Supplied passage:
========================================

Asparagus has no known pest enemies in our area so is a no brainer.

You mentioned blackberries. I have had no pest issues with native or thornless varieties other than birds getting their share.

Things like broccoli, cabbage, cauliflower are pest free if you plant at the right time. They can be harvested well before the cabbage beetles come to eat them. Wait too long and you are screwed. Last year i was out with a vacuum cleaner sucking them up.

I lost some tomatos to rollie pollies. They weren't staked and any fruit that touched the ground were devoured by them. The cause of this was heavy mulching of hay. This gave them a moist environment they loved. Another plot that i let reseed by letting some fruit fall on ground, i got hornworms. They are easy. Just pick them off.

========================================

Exercise directions:
Can you write out the post on garden pests word for word, from start to finish? The material plays no part in this.

========================================

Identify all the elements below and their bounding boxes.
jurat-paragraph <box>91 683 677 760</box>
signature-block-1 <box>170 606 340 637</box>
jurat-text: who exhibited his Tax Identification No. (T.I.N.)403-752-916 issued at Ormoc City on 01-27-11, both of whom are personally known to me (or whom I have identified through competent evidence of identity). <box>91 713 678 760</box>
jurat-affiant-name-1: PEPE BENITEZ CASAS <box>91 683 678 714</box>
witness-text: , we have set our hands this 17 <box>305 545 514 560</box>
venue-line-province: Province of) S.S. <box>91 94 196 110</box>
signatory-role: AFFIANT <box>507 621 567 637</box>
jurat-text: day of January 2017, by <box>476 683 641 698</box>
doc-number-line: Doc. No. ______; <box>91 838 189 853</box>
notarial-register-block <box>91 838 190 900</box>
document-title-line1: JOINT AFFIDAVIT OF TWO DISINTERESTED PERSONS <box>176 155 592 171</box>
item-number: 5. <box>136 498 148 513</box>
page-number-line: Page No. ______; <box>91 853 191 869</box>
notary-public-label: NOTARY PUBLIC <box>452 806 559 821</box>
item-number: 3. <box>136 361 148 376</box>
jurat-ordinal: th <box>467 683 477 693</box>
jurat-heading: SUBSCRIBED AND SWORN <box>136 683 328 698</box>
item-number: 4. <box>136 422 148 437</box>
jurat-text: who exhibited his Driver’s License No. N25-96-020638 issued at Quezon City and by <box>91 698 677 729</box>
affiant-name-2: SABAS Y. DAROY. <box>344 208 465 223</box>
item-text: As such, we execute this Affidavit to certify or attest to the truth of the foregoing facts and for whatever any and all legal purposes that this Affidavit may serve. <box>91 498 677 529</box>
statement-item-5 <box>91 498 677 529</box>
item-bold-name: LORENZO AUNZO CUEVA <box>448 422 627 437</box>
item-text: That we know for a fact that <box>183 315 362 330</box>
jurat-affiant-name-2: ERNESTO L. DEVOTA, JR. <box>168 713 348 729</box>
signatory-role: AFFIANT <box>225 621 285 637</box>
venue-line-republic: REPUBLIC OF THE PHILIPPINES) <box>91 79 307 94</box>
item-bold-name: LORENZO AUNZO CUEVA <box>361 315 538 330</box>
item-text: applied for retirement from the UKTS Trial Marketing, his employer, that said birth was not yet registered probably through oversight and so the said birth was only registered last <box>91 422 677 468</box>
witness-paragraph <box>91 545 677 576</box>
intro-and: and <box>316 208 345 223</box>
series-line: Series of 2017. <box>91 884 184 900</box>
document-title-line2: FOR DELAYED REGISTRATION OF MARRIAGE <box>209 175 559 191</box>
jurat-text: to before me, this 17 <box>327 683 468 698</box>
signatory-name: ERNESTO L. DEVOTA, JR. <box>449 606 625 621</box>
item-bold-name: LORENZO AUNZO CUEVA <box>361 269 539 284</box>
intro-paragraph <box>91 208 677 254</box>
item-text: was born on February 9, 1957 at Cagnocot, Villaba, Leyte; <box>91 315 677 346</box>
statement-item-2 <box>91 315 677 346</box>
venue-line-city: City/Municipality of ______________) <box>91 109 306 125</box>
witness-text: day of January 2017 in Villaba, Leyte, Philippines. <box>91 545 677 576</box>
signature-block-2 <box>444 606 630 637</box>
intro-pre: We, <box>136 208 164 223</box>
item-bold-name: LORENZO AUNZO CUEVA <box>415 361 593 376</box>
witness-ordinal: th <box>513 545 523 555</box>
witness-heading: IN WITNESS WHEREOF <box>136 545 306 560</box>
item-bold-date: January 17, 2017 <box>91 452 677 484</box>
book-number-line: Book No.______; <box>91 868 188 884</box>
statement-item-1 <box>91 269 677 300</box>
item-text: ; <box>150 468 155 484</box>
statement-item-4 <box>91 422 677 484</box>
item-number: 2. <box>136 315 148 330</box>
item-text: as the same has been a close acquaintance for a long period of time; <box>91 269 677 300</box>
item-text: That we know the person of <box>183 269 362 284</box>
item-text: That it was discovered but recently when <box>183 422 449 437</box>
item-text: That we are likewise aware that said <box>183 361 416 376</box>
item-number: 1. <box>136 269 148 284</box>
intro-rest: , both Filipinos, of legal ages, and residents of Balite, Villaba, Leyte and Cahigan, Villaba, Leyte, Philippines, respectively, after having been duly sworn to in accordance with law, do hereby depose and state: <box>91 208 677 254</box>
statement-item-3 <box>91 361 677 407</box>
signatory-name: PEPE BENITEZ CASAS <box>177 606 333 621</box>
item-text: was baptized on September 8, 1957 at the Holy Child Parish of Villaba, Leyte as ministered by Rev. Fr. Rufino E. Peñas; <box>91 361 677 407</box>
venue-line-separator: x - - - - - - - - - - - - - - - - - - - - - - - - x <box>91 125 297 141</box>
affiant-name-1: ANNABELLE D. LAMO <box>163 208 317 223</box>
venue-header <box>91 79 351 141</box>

========================================

Response below:
Asparagus has no known pest enemies in our area so is a no brainer.

You mentioned blackberries. I have had no pest issues with native or thornless varieties other than birds getting their share.

Things like broccoli, cabbage, cauliflower are pest free if you plant at the right time. They can be harvested well before the cabbage beetles come to eat them. Wait too long and you are screwed. Last year i was out with a vacuum cleaner sucking them up.

I lost some tomatos to rollie pollies. They weren't staked and any fruit that touched the ground were devoured by them. The cause of this was heavy mulching of hay. This gave them a moist environment they loved. Another plot that i let reseed by letting some fruit fall on ground, i got hornworms. They are easy. Just pick them off.